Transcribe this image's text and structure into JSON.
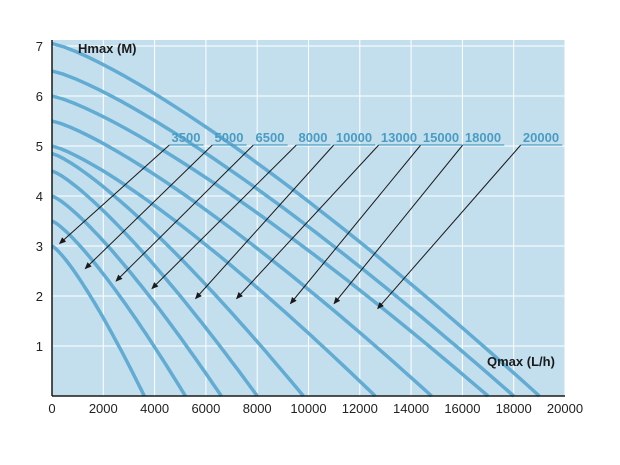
{
  "chart_data": {
    "type": "line",
    "xlabel": "Qmax (L/h)",
    "ylabel": "Hmax (M)",
    "xlim": [
      0,
      20000
    ],
    "ylim": [
      0,
      7
    ],
    "x_ticks": [
      "0",
      "2000",
      "4000",
      "6000",
      "8000",
      "10000",
      "12000",
      "14000",
      "16000",
      "18000",
      "20000"
    ],
    "y_ticks": [
      "1",
      "2",
      "3",
      "4",
      "5",
      "6",
      "7"
    ],
    "grid": true,
    "colors": {
      "background": "#c3dfee",
      "grid": "#ffffff",
      "curve": "#62abd2",
      "label": "#4a9cc3",
      "axis": "#1a1a1a"
    },
    "series": [
      {
        "name": "3500",
        "hmax": 3.0,
        "qmax": 3600
      },
      {
        "name": "5000",
        "hmax": 3.5,
        "qmax": 5200
      },
      {
        "name": "6500",
        "hmax": 4.0,
        "qmax": 6600
      },
      {
        "name": "8000",
        "hmax": 4.5,
        "qmax": 8000
      },
      {
        "name": "10000",
        "hmax": 4.85,
        "qmax": 9800
      },
      {
        "name": "13000",
        "hmax": 5.0,
        "qmax": 12600
      },
      {
        "name": "15000",
        "hmax": 5.5,
        "qmax": 14800
      },
      {
        "name": "18000",
        "hmax": 6.0,
        "qmax": 17000
      },
      {
        "name": "20000",
        "hmax": 6.5,
        "qmax": 18000
      },
      {
        "name": "",
        "hmax": 7.05,
        "qmax": 19000
      }
    ],
    "labels": [
      "3500",
      "5000",
      "6500",
      "8000",
      "10000",
      "13000",
      "15000",
      "18000",
      "20000"
    ],
    "pointers": [
      {
        "label": "3500",
        "target": [
          300,
          3.05
        ]
      },
      {
        "label": "5000",
        "target": [
          1300,
          2.55
        ]
      },
      {
        "label": "6500",
        "target": [
          2500,
          2.3
        ]
      },
      {
        "label": "8000",
        "target": [
          3900,
          2.15
        ]
      },
      {
        "label": "10000",
        "target": [
          5600,
          1.95
        ]
      },
      {
        "label": "13000",
        "target": [
          7200,
          1.95
        ]
      },
      {
        "label": "15000",
        "target": [
          9300,
          1.85
        ]
      },
      {
        "label": "18000",
        "target": [
          11000,
          1.85
        ]
      },
      {
        "label": "20000",
        "target": [
          12700,
          1.75
        ]
      }
    ]
  }
}
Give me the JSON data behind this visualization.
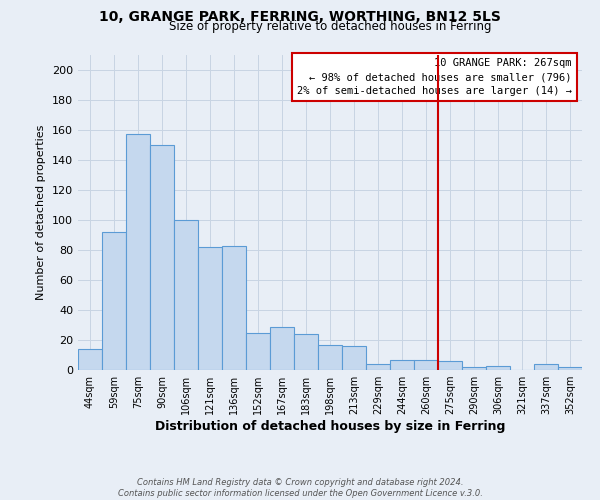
{
  "title": "10, GRANGE PARK, FERRING, WORTHING, BN12 5LS",
  "subtitle": "Size of property relative to detached houses in Ferring",
  "xlabel": "Distribution of detached houses by size in Ferring",
  "ylabel": "Number of detached properties",
  "bar_labels": [
    "44sqm",
    "59sqm",
    "75sqm",
    "90sqm",
    "106sqm",
    "121sqm",
    "136sqm",
    "152sqm",
    "167sqm",
    "183sqm",
    "198sqm",
    "213sqm",
    "229sqm",
    "244sqm",
    "260sqm",
    "275sqm",
    "290sqm",
    "306sqm",
    "321sqm",
    "337sqm",
    "352sqm"
  ],
  "bar_values": [
    14,
    92,
    157,
    150,
    100,
    82,
    83,
    25,
    29,
    24,
    17,
    16,
    4,
    7,
    7,
    6,
    2,
    3,
    0,
    4,
    2
  ],
  "bar_color": "#c5d8ee",
  "bar_edge_color": "#5b9bd5",
  "grid_color": "#c8d4e3",
  "background_color": "#e8eef6",
  "vline_x_idx": 14,
  "vline_color": "#cc0000",
  "annotation_title": "10 GRANGE PARK: 267sqm",
  "annotation_line1": "← 98% of detached houses are smaller (796)",
  "annotation_line2": "2% of semi-detached houses are larger (14) →",
  "annotation_box_color": "#ffffff",
  "annotation_border_color": "#cc0000",
  "footer_line1": "Contains HM Land Registry data © Crown copyright and database right 2024.",
  "footer_line2": "Contains public sector information licensed under the Open Government Licence v.3.0.",
  "ylim": [
    0,
    210
  ],
  "yticks": [
    0,
    20,
    40,
    60,
    80,
    100,
    120,
    140,
    160,
    180,
    200
  ]
}
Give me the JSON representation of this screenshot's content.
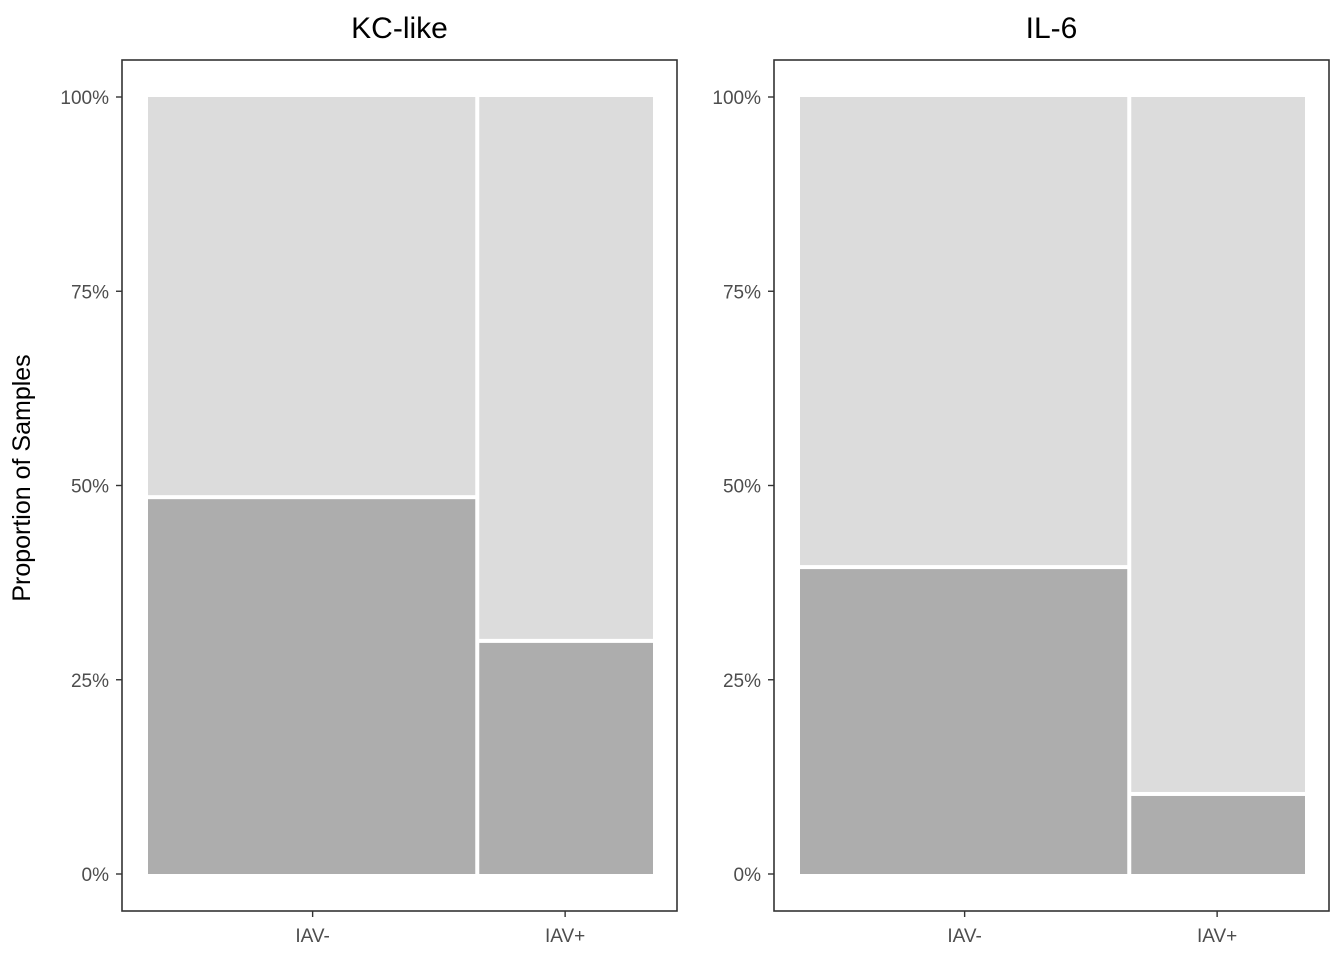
{
  "chart_data": {
    "type": "mosaic",
    "ylabel": "Proportion of Samples",
    "y_ticks": [
      "0%",
      "25%",
      "50%",
      "75%",
      "100%"
    ],
    "ylim": [
      0,
      1
    ],
    "colors": {
      "lower": "#adadad",
      "upper": "#dcdcdc"
    },
    "panels": [
      {
        "title": "KC-like",
        "categories": [
          "IAV-",
          "IAV+"
        ],
        "widths": [
          0.652,
          0.348
        ],
        "lower_fraction": [
          0.485,
          0.3
        ]
      },
      {
        "title": "IL-6",
        "categories": [
          "IAV-",
          "IAV+"
        ],
        "widths": [
          0.652,
          0.348
        ],
        "lower_fraction": [
          0.395,
          0.103
        ]
      }
    ]
  }
}
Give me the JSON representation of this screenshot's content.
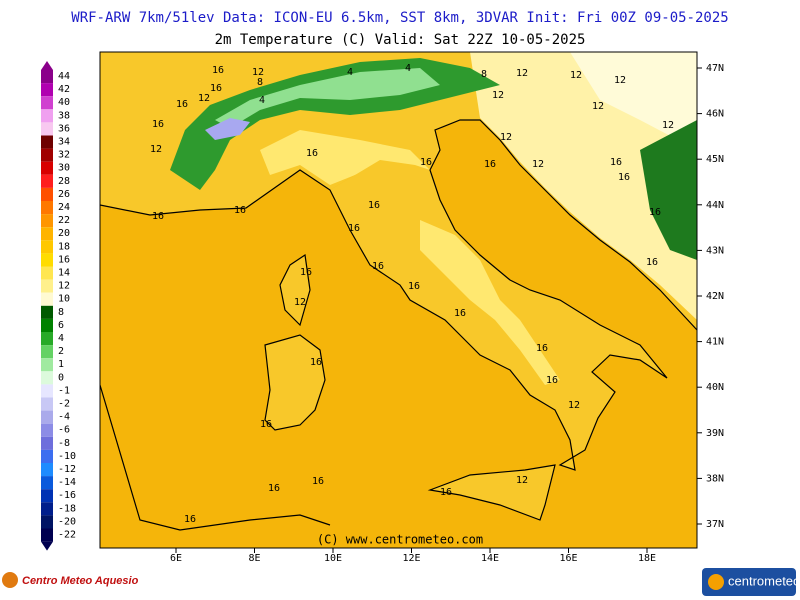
{
  "header": {
    "title": "WRF-ARW 7km/51lev  Data: ICON-EU 6.5km, SST 8km, 3DVAR  Init: Fri 00Z 09-05-2025",
    "subtitle": "2m Temperature (C)  Valid: Sat 22Z 10-05-2025"
  },
  "colorbar": {
    "labels": [
      "44",
      "42",
      "40",
      "38",
      "36",
      "34",
      "32",
      "30",
      "28",
      "26",
      "24",
      "22",
      "20",
      "18",
      "16",
      "14",
      "12",
      "10",
      "8",
      "6",
      "4",
      "2",
      "1",
      "0",
      "-1",
      "-2",
      "-4",
      "-6",
      "-8",
      "-10",
      "-12",
      "-14",
      "-16",
      "-18",
      "-20",
      "-22"
    ],
    "colors": [
      "#8a008a",
      "#b000b0",
      "#d040d0",
      "#f0a0f0",
      "#f8c8f0",
      "#6e0000",
      "#a00000",
      "#d80000",
      "#ff1e1e",
      "#ff5000",
      "#ff7800",
      "#ff9600",
      "#ffb400",
      "#ffc800",
      "#ffdc00",
      "#ffe650",
      "#fff08c",
      "#fffad2",
      "#005a00",
      "#008200",
      "#28aa28",
      "#64d264",
      "#a0eaa0",
      "#dcfadc",
      "#e6e6ff",
      "#c8c8f5",
      "#aaaaeb",
      "#8c8ce6",
      "#6e6edc",
      "#3c6ef0",
      "#1e8cff",
      "#0a5adc",
      "#0032b4",
      "#001e8c",
      "#001464",
      "#000050"
    ]
  },
  "axes": {
    "lat_labels": [
      "47N",
      "46N",
      "45N",
      "44N",
      "43N",
      "42N",
      "41N",
      "40N",
      "39N",
      "38N",
      "37N"
    ],
    "lon_labels": [
      "6E",
      "8E",
      "10E",
      "12E",
      "14E",
      "16E",
      "18E"
    ]
  },
  "map": {
    "contour_labels": [
      "16",
      "12",
      "16",
      "16",
      "12",
      "8",
      "4",
      "4",
      "8",
      "4",
      "12",
      "12",
      "12",
      "12",
      "12",
      "12",
      "12",
      "16",
      "12",
      "16",
      "16",
      "16",
      "16",
      "16",
      "16",
      "12",
      "16",
      "16",
      "16",
      "16",
      "12",
      "16",
      "16",
      "16",
      "16",
      "16",
      "12",
      "16",
      "16",
      "16",
      "16",
      "12",
      "16",
      "16",
      "16",
      "16"
    ]
  },
  "footer": {
    "copyright": "(C) www.centrometeo.com",
    "left_logo": "Centro Meteo Aquesio",
    "right_logo": "centrometeo"
  }
}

○ ○ ○ ○ ○

Every line of the data above should be quoted exactly. Omit the pictures.

__The output__:
Transcribe this image's text and structure into JSON.
{
  "chart_data": {
    "type": "line",
    "xlabel": "Qmax (L/h)",
    "ylabel": "Hmax (M)",
    "xlim": [
      0,
      20000
    ],
    "ylim": [
      0,
      7
    ],
    "x_ticks": [
      "0",
      "2000",
      "4000",
      "6000",
      "8000",
      "10000",
      "12000",
      "14000",
      "16000",
      "18000",
      "20000"
    ],
    "y_ticks": [
      "1",
      "2",
      "3",
      "4",
      "5",
      "6",
      "7"
    ],
    "grid": true,
    "colors": {
      "background": "#c3dfee",
      "grid": "#ffffff",
      "curve": "#62abd2",
      "label": "#4a9cc3",
      "axis": "#1a1a1a"
    },
    "series": [
      {
        "name": "3500",
        "hmax": 3.0,
        "qmax": 3600
      },
      {
        "name": "5000",
        "hmax": 3.5,
        "qmax": 5200
      },
      {
        "name": "6500",
        "hmax": 4.0,
        "qmax": 6600
      },
      {
        "name": "8000",
        "hmax": 4.5,
        "qmax": 8000
      },
      {
        "name": "10000",
        "hmax": 4.85,
        "qmax": 9800
      },
      {
        "name": "13000",
        "hmax": 5.0,
        "qmax": 12600
      },
      {
        "name": "15000",
        "hmax": 5.5,
        "qmax": 14800
      },
      {
        "name": "18000",
        "hmax": 6.0,
        "qmax": 17000
      },
      {
        "name": "20000",
        "hmax": 6.5,
        "qmax": 18000
      },
      {
        "name": "",
        "hmax": 7.05,
        "qmax": 19000
      }
    ],
    "labels": [
      "3500",
      "5000",
      "6500",
      "8000",
      "10000",
      "13000",
      "15000",
      "18000",
      "20000"
    ],
    "pointers": [
      {
        "label": "3500",
        "target": [
          300,
          3.05
        ]
      },
      {
        "label": "5000",
        "target": [
          1300,
          2.55
        ]
      },
      {
        "label": "6500",
        "target": [
          2500,
          2.3
        ]
      },
      {
        "label": "8000",
        "target": [
          3900,
          2.15
        ]
      },
      {
        "label": "10000",
        "target": [
          5600,
          1.95
        ]
      },
      {
        "label": "13000",
        "target": [
          7200,
          1.95
        ]
      },
      {
        "label": "15000",
        "target": [
          9300,
          1.85
        ]
      },
      {
        "label": "18000",
        "target": [
          11000,
          1.85
        ]
      },
      {
        "label": "20000",
        "target": [
          12700,
          1.75
        ]
      }
    ]
  }
}
Give me the JSON data behind this visualization.
{
  "title": "10, GRANGE PARK, FERRING, WORTHING, BN12 5LS",
  "subtitle": "Size of property relative to detached houses in Ferring",
  "xlabel": "Distribution of detached houses by size in Ferring",
  "ylabel": "Number of detached properties",
  "bar_labels": [
    "44sqm",
    "59sqm",
    "75sqm",
    "90sqm",
    "106sqm",
    "121sqm",
    "136sqm",
    "152sqm",
    "167sqm",
    "183sqm",
    "198sqm",
    "213sqm",
    "229sqm",
    "244sqm",
    "260sqm",
    "275sqm",
    "290sqm",
    "306sqm",
    "321sqm",
    "337sqm",
    "352sqm"
  ],
  "bar_values": [
    14,
    92,
    157,
    150,
    100,
    82,
    83,
    25,
    29,
    24,
    17,
    16,
    4,
    7,
    7,
    6,
    2,
    3,
    0,
    4,
    2
  ],
  "bar_color": "#c5d8ee",
  "bar_edge_color": "#5b9bd5",
  "grid_color": "#c8d4e3",
  "background_color": "#e8eef6",
  "vline_x_idx": 14,
  "vline_color": "#cc0000",
  "annotation_title": "10 GRANGE PARK: 267sqm",
  "annotation_line1": "← 98% of detached houses are smaller (796)",
  "annotation_line2": "2% of semi-detached houses are larger (14) →",
  "annotation_box_color": "#ffffff",
  "annotation_border_color": "#cc0000",
  "footer_line1": "Contains HM Land Registry data © Crown copyright and database right 2024.",
  "footer_line2": "Contains public sector information licensed under the Open Government Licence v.3.0.",
  "ylim": [
    0,
    210
  ],
  "yticks": [
    0,
    20,
    40,
    60,
    80,
    100,
    120,
    140,
    160,
    180,
    200
  ]
}
Give me the JSON representation of this screenshot's content.
{
  "chart_data": {
    "type": "mosaic",
    "ylabel": "Proportion of Samples",
    "y_ticks": [
      "0%",
      "25%",
      "50%",
      "75%",
      "100%"
    ],
    "ylim": [
      0,
      1
    ],
    "colors": {
      "lower": "#adadad",
      "upper": "#dcdcdc"
    },
    "panels": [
      {
        "title": "KC-like",
        "categories": [
          "IAV-",
          "IAV+"
        ],
        "widths": [
          0.652,
          0.348
        ],
        "lower_fraction": [
          0.485,
          0.3
        ]
      },
      {
        "title": "IL-6",
        "categories": [
          "IAV-",
          "IAV+"
        ],
        "widths": [
          0.652,
          0.348
        ],
        "lower_fraction": [
          0.395,
          0.103
        ]
      }
    ]
  }
}
Give me the JSON representation of this screenshot's content.
{
  "header": {
    "title": "WRF-ARW 7km/51lev  Data: ICON-EU 6.5km, SST 8km, 3DVAR  Init: Fri 00Z 09-05-2025",
    "subtitle": "2m Temperature (C)  Valid: Sat 22Z 10-05-2025"
  },
  "colorbar": {
    "labels": [
      "44",
      "42",
      "40",
      "38",
      "36",
      "34",
      "32",
      "30",
      "28",
      "26",
      "24",
      "22",
      "20",
      "18",
      "16",
      "14",
      "12",
      "10",
      "8",
      "6",
      "4",
      "2",
      "1",
      "0",
      "-1",
      "-2",
      "-4",
      "-6",
      "-8",
      "-10",
      "-12",
      "-14",
      "-16",
      "-18",
      "-20",
      "-22"
    ],
    "colors": [
      "#8a008a",
      "#b000b0",
      "#d040d0",
      "#f0a0f0",
      "#f8c8f0",
      "#6e0000",
      "#a00000",
      "#d80000",
      "#ff1e1e",
      "#ff5000",
      "#ff7800",
      "#ff9600",
      "#ffb400",
      "#ffc800",
      "#ffdc00",
      "#ffe650",
      "#fff08c",
      "#fffad2",
      "#005a00",
      "#008200",
      "#28aa28",
      "#64d264",
      "#a0eaa0",
      "#dcfadc",
      "#e6e6ff",
      "#c8c8f5",
      "#aaaaeb",
      "#8c8ce6",
      "#6e6edc",
      "#3c6ef0",
      "#1e8cff",
      "#0a5adc",
      "#0032b4",
      "#001e8c",
      "#001464",
      "#000050"
    ]
  },
  "axes": {
    "lat_labels": [
      "47N",
      "46N",
      "45N",
      "44N",
      "43N",
      "42N",
      "41N",
      "40N",
      "39N",
      "38N",
      "37N"
    ],
    "lon_labels": [
      "6E",
      "8E",
      "10E",
      "12E",
      "14E",
      "16E",
      "18E"
    ]
  },
  "map": {
    "contour_labels": [
      "16",
      "12",
      "16",
      "16",
      "12",
      "8",
      "4",
      "4",
      "8",
      "4",
      "12",
      "12",
      "12",
      "12",
      "12",
      "12",
      "12",
      "16",
      "12",
      "16",
      "16",
      "16",
      "16",
      "16",
      "16",
      "12",
      "16",
      "16",
      "16",
      "16",
      "12",
      "16",
      "16",
      "16",
      "16",
      "16",
      "12",
      "16",
      "16",
      "16",
      "16",
      "12",
      "16",
      "16",
      "16",
      "16"
    ]
  },
  "footer": {
    "copyright": "(C) www.centrometeo.com",
    "left_logo": "Centro Meteo Aquesio",
    "right_logo": "centrometeo"
  }
}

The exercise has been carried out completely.